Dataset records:
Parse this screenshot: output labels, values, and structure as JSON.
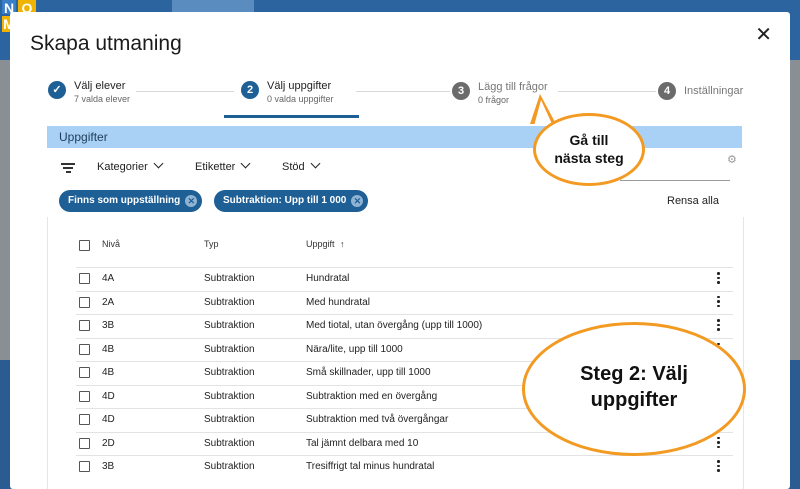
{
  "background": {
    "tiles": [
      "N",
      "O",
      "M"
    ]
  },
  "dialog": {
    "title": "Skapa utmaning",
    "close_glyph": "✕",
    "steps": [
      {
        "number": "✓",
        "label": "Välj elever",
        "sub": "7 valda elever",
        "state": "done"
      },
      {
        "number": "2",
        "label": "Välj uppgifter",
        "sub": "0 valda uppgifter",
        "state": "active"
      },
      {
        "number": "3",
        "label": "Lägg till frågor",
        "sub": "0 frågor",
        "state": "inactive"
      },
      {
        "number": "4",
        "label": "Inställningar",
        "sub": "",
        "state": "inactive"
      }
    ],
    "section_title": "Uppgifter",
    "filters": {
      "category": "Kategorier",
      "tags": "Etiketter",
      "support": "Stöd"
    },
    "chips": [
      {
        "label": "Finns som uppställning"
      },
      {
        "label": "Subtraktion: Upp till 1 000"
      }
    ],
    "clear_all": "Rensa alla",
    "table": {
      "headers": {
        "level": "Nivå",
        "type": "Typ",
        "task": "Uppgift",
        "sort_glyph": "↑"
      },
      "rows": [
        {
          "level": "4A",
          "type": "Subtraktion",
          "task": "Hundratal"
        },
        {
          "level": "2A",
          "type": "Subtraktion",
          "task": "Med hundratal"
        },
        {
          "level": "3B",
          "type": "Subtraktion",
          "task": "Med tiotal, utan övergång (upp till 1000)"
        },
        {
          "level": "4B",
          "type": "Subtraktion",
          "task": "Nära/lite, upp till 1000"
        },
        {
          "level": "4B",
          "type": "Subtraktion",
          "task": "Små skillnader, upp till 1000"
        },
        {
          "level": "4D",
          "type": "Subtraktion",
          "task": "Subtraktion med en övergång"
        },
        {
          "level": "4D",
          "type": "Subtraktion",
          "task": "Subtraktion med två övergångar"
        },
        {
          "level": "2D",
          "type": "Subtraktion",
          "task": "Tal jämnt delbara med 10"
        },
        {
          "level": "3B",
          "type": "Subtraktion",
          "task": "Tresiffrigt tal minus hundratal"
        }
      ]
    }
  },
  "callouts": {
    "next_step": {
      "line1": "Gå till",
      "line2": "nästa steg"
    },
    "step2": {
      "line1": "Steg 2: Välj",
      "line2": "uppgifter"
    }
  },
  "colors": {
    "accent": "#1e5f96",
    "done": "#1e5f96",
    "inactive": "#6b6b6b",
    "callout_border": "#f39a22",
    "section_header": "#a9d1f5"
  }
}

• [STATED EXERCISE]
Reproduce each line of the records exactly, and omit every picture.

• [EXPECTED ANSWER]
Parse this screenshot: output labels, values, and structure as JSON.
{
  "background": {
    "tiles": [
      "N",
      "O",
      "M"
    ]
  },
  "dialog": {
    "title": "Skapa utmaning",
    "close_glyph": "✕",
    "steps": [
      {
        "number": "✓",
        "label": "Välj elever",
        "sub": "7 valda elever",
        "state": "done"
      },
      {
        "number": "2",
        "label": "Välj uppgifter",
        "sub": "0 valda uppgifter",
        "state": "active"
      },
      {
        "number": "3",
        "label": "Lägg till frågor",
        "sub": "0 frågor",
        "state": "inactive"
      },
      {
        "number": "4",
        "label": "Inställningar",
        "sub": "",
        "state": "inactive"
      }
    ],
    "section_title": "Uppgifter",
    "filters": {
      "category": "Kategorier",
      "tags": "Etiketter",
      "support": "Stöd"
    },
    "chips": [
      {
        "label": "Finns som uppställning"
      },
      {
        "label": "Subtraktion: Upp till 1 000"
      }
    ],
    "clear_all": "Rensa alla",
    "table": {
      "headers": {
        "level": "Nivå",
        "type": "Typ",
        "task": "Uppgift",
        "sort_glyph": "↑"
      },
      "rows": [
        {
          "level": "4A",
          "type": "Subtraktion",
          "task": "Hundratal"
        },
        {
          "level": "2A",
          "type": "Subtraktion",
          "task": "Med hundratal"
        },
        {
          "level": "3B",
          "type": "Subtraktion",
          "task": "Med tiotal, utan övergång (upp till 1000)"
        },
        {
          "level": "4B",
          "type": "Subtraktion",
          "task": "Nära/lite, upp till 1000"
        },
        {
          "level": "4B",
          "type": "Subtraktion",
          "task": "Små skillnader, upp till 1000"
        },
        {
          "level": "4D",
          "type": "Subtraktion",
          "task": "Subtraktion med en övergång"
        },
        {
          "level": "4D",
          "type": "Subtraktion",
          "task": "Subtraktion med två övergångar"
        },
        {
          "level": "2D",
          "type": "Subtraktion",
          "task": "Tal jämnt delbara med 10"
        },
        {
          "level": "3B",
          "type": "Subtraktion",
          "task": "Tresiffrigt tal minus hundratal"
        }
      ]
    }
  },
  "callouts": {
    "next_step": {
      "line1": "Gå till",
      "line2": "nästa steg"
    },
    "step2": {
      "line1": "Steg 2: Välj",
      "line2": "uppgifter"
    }
  },
  "colors": {
    "accent": "#1e5f96",
    "done": "#1e5f96",
    "inactive": "#6b6b6b",
    "callout_border": "#f39a22",
    "section_header": "#a9d1f5"
  }
}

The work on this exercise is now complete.